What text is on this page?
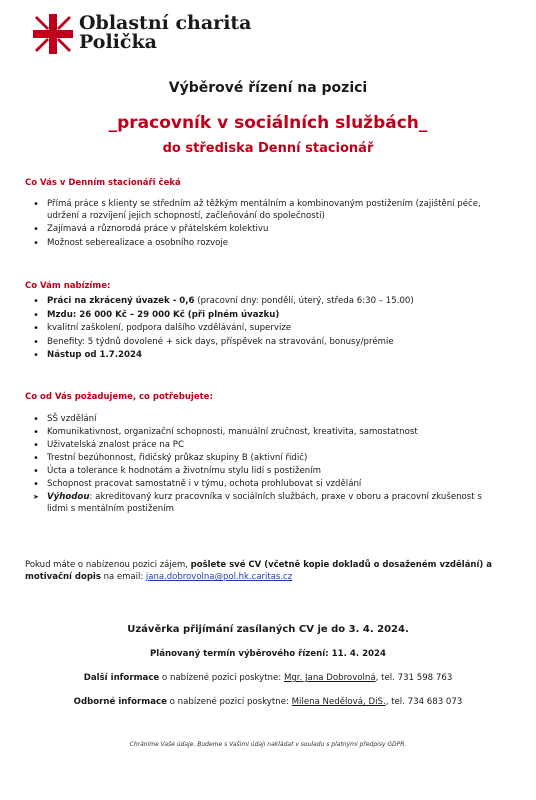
Oblastní charita
Polička
Výběrové řízení na pozici
_pracovník v sociálních službách_
do střediska Denní stacionář
Co Vás v Denním stacionáři čeká
• Přímá práce s klienty se středním až těžkým mentálním a kombinovaným postižením (zajištění péče, udržení a rozvíjení jejich schopností, začleňování do společnosti)
• Zajímavá a různorodá práce v přátelském kolektivu
• Možnost seberealizace a osobního rozvoje
Co Vám nabízíme:
• Práci na zkrácený úvazek - 0,6 (pracovní dny: pondělí, úterý, středa 6:30 – 15.00)
• Mzdu: 26 000 Kč – 29 000 Kč (při plném úvazku)
• kvalitní zaškolení, podpora dalšího vzdělávání, supervize
• Benefity: 5 týdnů dovolené + sick days, příspěvek na stravování, bonusy/prémie
• Nástup od 1.7.2024
Co od Vás požadujeme, co potřebujete:
• SŠ vzdělání
• Komunikativnost, organizační schopnosti, manuální zručnost, kreativita, samostatnost
• Uživatelská znalost práce na PC
• Trestní bezúhonnost, řidičský průkaz skupiny B (aktivní řidič)
• Úcta a tolerance k hodnotám a životnímu stylu lidí s postižením
• Schopnost pracovat samostatně i v týmu, ochota prohlubovat si vzdělání
➤ Výhodou: akreditovaný kurz pracovníka v sociálních službách, praxe v oboru a pracovní zkušenost s lidmi s mentálním postižením
Pokud máte o nabízenou pozici zájem, pošlete své CV (včetně kopie dokladů o dosaženém vzdělání) a motivační dopis na email: jana.dobrovolna@pol.hk.caritas.cz
Uzávěrka přijímání zasílaných CV je do 3. 4. 2024.
Plánovaný termín výběrového řízení: 11. 4. 2024
Další informace o nabízené pozici poskytne: Mgr. Jana Dobrovolná, tel. 731 598 763
Odborné informace o nabízené pozici poskytne: Milena Nedělová, DiS., tel. 734 683 073
Chráníme Vaše údaje. Budeme s Vašimi údaji nakládat v souladu s platnými předpisy GDPR.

▸ Work to do
Say how many lines in the entries contain the string "mentálním", and leave out everything else.

▸ Output for this exercise
2